→ **What is required**:
Sift the listing for lines that hold the string "prompt" and pull them out.

→ **Data shown**:
Start

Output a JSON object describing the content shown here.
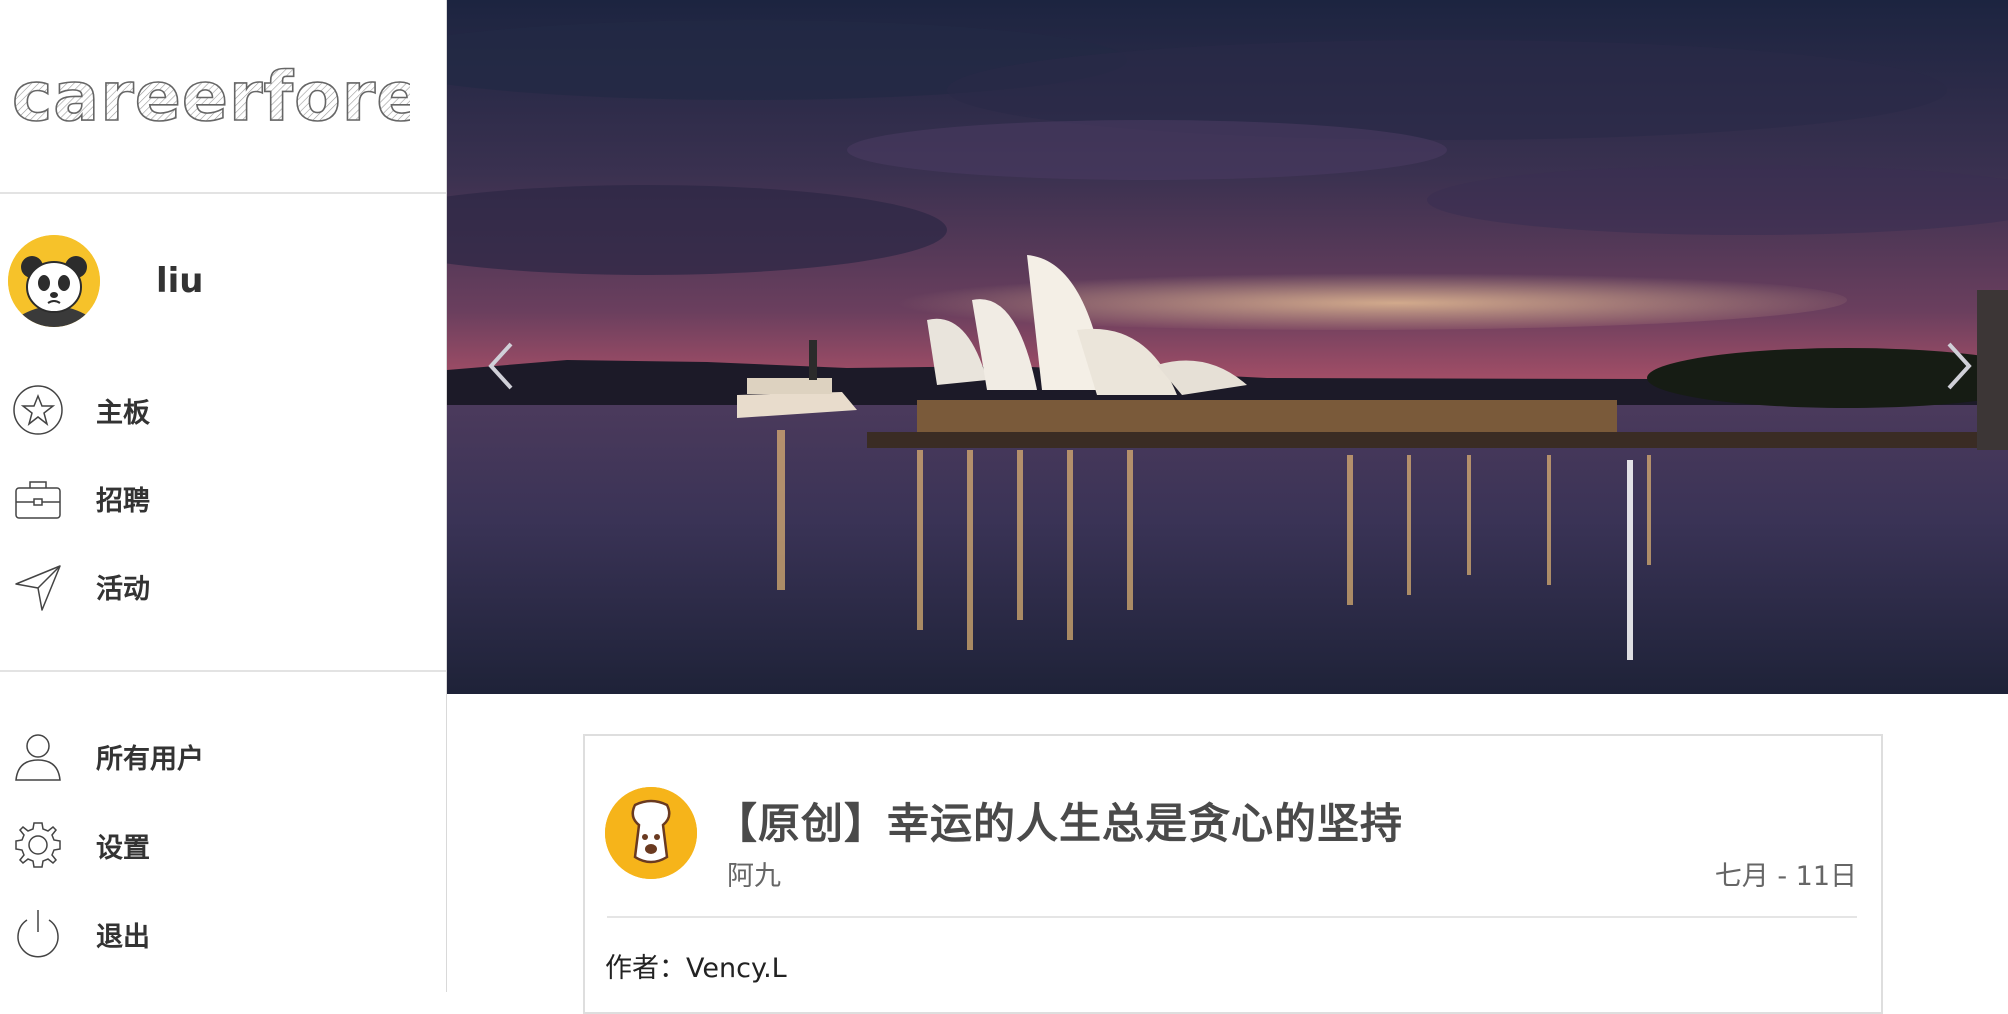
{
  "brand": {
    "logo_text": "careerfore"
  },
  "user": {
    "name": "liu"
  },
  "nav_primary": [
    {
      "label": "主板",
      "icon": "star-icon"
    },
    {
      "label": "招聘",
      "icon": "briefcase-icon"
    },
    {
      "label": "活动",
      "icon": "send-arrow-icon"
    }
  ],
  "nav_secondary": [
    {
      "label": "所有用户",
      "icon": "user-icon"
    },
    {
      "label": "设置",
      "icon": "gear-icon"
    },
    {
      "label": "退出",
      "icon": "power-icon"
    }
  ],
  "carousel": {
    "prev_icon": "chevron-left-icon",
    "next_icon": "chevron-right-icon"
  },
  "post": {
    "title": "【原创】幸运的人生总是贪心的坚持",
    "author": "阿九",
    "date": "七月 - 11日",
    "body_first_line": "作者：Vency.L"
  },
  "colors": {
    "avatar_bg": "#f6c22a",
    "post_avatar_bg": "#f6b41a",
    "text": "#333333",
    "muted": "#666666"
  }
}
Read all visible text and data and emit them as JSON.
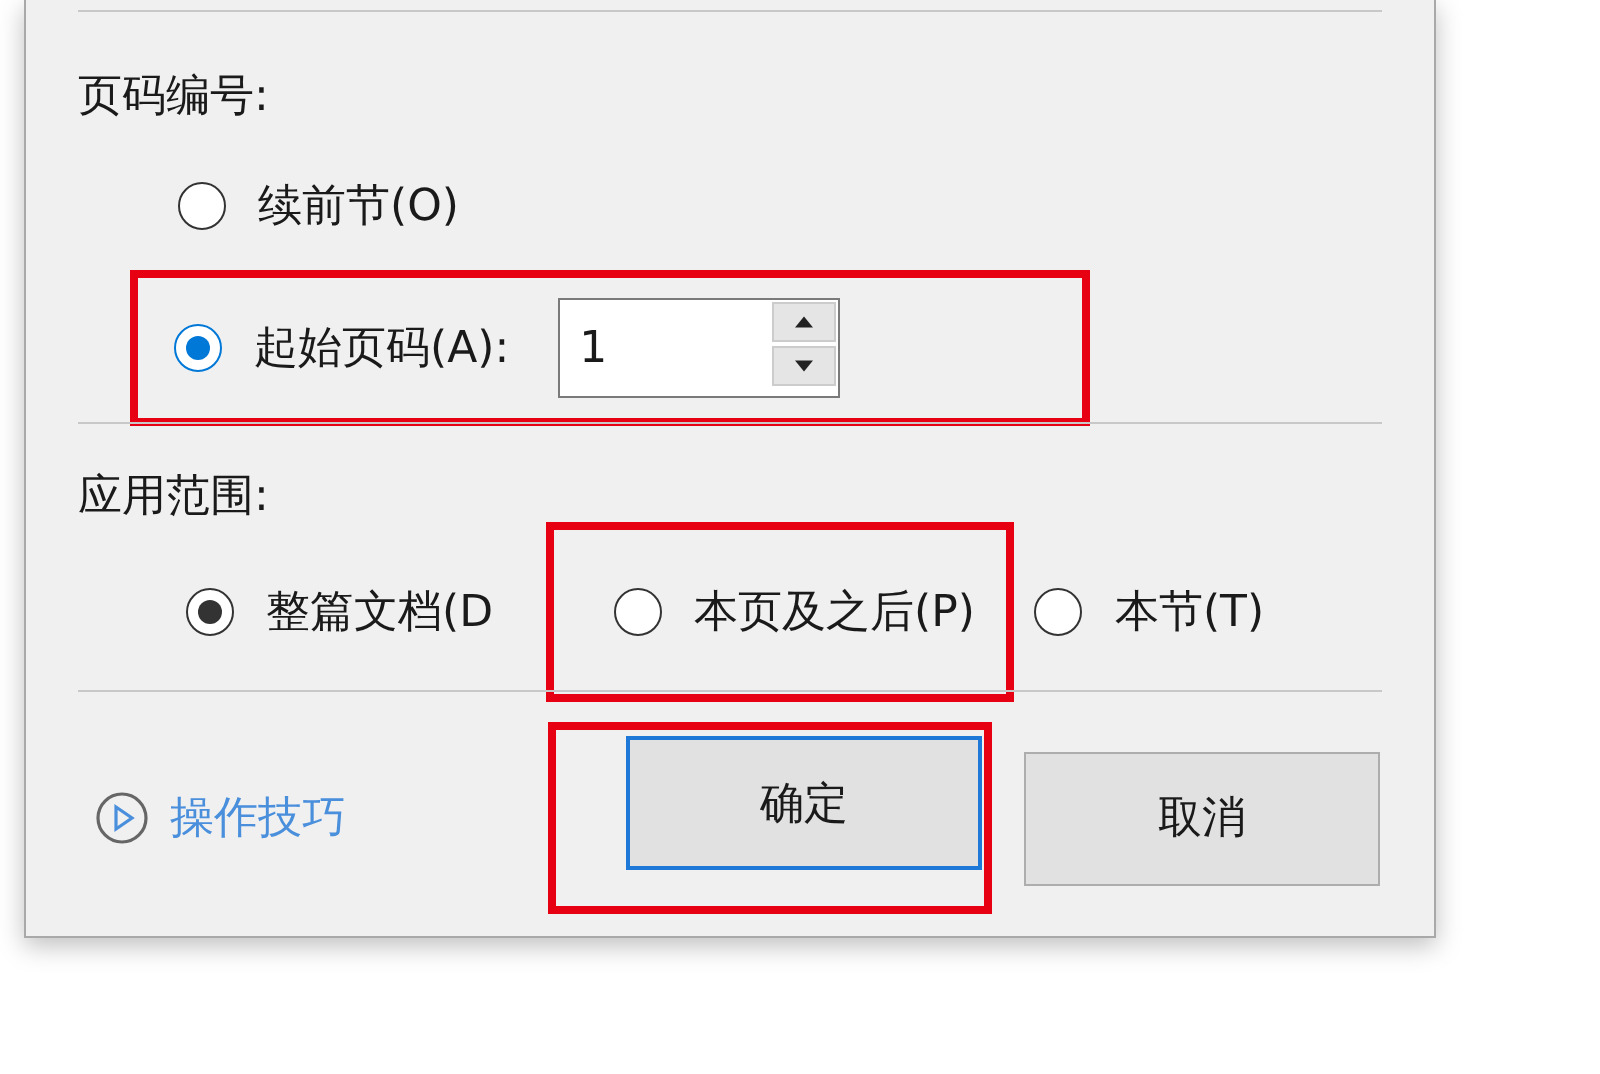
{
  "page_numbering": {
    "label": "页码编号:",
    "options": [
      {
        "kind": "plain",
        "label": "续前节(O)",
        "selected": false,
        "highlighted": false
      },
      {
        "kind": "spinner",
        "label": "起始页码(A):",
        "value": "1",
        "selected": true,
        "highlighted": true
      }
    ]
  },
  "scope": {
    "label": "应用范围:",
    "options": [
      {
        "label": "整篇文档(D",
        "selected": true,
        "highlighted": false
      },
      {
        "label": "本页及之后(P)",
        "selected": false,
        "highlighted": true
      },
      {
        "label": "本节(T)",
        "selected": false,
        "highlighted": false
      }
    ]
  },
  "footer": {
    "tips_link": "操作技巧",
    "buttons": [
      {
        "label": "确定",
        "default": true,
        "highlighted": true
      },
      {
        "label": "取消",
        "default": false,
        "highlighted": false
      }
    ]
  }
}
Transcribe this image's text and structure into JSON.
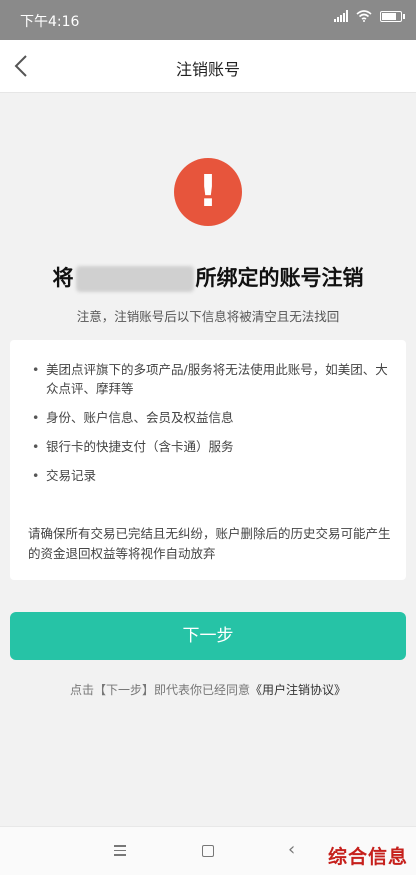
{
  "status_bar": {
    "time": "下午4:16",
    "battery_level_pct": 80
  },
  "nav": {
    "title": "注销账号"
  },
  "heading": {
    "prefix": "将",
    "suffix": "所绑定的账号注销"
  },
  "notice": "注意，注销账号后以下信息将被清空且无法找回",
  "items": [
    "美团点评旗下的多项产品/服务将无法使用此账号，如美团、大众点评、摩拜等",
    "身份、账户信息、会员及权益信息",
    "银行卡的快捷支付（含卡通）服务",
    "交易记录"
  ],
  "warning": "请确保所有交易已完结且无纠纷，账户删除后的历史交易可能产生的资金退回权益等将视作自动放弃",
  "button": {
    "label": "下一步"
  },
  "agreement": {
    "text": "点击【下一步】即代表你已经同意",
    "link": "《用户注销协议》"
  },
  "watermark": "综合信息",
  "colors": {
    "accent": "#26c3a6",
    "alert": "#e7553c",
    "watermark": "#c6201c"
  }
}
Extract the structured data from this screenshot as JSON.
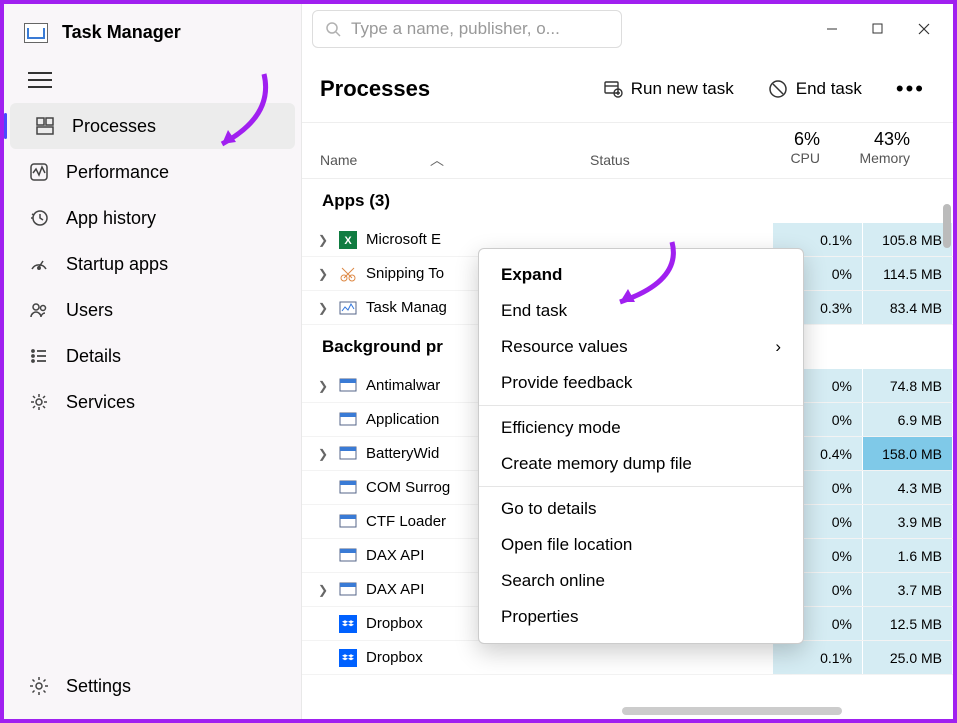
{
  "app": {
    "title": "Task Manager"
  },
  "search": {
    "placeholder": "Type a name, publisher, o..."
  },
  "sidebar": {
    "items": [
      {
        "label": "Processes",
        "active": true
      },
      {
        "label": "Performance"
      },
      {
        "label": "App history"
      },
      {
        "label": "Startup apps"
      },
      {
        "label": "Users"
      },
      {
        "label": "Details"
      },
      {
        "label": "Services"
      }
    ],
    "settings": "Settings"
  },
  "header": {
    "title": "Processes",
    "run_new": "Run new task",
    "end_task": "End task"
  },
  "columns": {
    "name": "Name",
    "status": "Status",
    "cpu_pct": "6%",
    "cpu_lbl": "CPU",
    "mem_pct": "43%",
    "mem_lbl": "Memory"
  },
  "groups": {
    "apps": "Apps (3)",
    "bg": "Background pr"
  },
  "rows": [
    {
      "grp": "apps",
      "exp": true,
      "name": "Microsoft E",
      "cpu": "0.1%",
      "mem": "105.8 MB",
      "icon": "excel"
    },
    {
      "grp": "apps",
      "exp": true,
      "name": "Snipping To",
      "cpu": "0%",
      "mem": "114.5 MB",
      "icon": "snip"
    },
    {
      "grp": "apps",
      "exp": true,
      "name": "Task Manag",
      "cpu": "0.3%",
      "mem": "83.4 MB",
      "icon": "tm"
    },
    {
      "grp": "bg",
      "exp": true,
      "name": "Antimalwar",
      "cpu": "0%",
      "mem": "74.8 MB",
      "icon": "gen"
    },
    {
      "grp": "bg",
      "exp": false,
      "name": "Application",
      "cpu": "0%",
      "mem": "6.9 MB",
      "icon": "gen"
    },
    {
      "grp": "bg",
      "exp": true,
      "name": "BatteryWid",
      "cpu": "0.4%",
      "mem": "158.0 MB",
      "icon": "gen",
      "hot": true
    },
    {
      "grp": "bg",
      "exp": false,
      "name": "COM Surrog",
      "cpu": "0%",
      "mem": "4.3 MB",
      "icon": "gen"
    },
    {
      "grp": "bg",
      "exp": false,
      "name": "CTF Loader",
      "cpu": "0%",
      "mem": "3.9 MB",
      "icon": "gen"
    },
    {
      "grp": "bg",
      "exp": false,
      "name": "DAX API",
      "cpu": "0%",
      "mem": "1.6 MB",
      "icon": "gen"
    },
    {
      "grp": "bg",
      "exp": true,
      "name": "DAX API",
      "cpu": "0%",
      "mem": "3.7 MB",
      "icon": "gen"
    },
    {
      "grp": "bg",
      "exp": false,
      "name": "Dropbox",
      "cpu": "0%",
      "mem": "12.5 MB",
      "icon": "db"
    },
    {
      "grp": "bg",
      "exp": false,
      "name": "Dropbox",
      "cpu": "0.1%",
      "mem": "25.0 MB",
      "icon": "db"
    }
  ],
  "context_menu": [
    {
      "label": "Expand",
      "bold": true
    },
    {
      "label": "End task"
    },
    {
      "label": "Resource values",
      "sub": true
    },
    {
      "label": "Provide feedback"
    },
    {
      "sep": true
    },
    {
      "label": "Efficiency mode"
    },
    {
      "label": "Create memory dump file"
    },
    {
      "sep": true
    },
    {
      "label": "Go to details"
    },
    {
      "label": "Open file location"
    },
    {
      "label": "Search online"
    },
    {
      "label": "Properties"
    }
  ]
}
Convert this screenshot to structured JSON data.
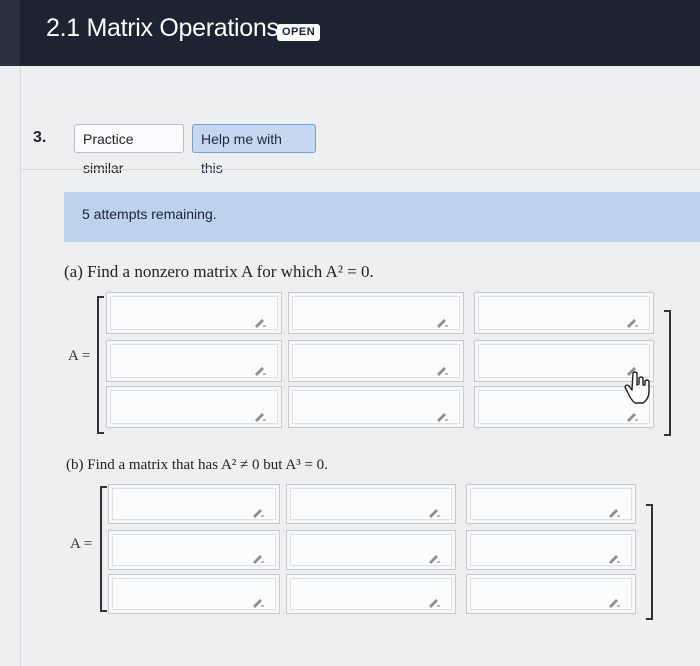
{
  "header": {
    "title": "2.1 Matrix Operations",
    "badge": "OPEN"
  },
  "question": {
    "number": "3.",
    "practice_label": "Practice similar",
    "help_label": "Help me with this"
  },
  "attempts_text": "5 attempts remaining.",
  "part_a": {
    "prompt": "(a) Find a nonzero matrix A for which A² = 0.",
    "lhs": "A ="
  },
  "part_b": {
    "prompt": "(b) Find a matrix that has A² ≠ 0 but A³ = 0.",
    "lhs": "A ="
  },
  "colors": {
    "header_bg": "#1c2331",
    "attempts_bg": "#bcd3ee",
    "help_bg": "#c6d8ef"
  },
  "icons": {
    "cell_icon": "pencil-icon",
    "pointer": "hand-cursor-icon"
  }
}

End

→ **Solution to this task**:
    "prompt": "(a) Find a nonzero matrix A for which A² = 0.",
    "prompt": "(b) Find a matrix that has A² ≠ 0 but A³ = 0.",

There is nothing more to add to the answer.